TASK INPUTS
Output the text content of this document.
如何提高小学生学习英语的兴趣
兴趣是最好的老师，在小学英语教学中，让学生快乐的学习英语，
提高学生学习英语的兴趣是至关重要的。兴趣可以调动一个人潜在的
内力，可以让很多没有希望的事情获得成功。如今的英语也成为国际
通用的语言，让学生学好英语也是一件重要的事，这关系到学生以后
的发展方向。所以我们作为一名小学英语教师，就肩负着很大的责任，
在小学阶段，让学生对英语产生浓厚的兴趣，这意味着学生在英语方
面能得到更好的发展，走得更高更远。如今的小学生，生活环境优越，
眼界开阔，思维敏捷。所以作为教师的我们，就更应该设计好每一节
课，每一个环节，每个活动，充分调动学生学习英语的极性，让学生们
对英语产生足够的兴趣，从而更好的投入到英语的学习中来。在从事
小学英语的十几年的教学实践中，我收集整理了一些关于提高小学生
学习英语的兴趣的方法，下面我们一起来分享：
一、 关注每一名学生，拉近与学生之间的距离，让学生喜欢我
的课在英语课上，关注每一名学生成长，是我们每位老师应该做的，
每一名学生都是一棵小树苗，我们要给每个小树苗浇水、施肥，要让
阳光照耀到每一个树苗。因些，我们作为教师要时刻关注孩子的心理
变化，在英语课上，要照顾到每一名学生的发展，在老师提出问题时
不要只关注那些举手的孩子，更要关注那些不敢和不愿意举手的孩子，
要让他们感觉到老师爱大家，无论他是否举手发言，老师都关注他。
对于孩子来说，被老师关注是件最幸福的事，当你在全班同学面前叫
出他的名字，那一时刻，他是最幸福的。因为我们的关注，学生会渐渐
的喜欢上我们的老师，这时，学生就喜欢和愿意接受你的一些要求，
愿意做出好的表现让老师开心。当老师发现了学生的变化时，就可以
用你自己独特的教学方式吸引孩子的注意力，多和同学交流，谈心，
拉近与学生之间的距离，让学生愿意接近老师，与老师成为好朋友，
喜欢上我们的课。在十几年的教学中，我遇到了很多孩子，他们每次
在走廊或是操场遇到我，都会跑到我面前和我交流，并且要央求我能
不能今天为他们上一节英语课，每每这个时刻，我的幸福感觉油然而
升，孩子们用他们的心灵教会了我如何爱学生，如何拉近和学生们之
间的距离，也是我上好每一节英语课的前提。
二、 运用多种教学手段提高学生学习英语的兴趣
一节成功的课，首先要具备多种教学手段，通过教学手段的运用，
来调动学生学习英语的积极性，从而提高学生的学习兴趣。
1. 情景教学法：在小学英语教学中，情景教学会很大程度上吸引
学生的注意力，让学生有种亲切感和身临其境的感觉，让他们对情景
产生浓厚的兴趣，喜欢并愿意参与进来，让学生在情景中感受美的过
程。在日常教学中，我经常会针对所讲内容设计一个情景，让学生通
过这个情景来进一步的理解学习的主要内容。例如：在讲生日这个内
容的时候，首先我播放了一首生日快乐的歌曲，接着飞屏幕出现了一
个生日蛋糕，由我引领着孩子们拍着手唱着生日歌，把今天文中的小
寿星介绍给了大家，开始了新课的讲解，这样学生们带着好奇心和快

SHORT EXERCISE
Copy out every line where the word "在小学英语教学中" occurs.

RESULT FOR THIS TASK
兴趣是最好的老师，在小学英语教学中，让学生快乐的学习英语，
1. 情景教学法：在小学英语教学中，情景教学会很大程度上吸引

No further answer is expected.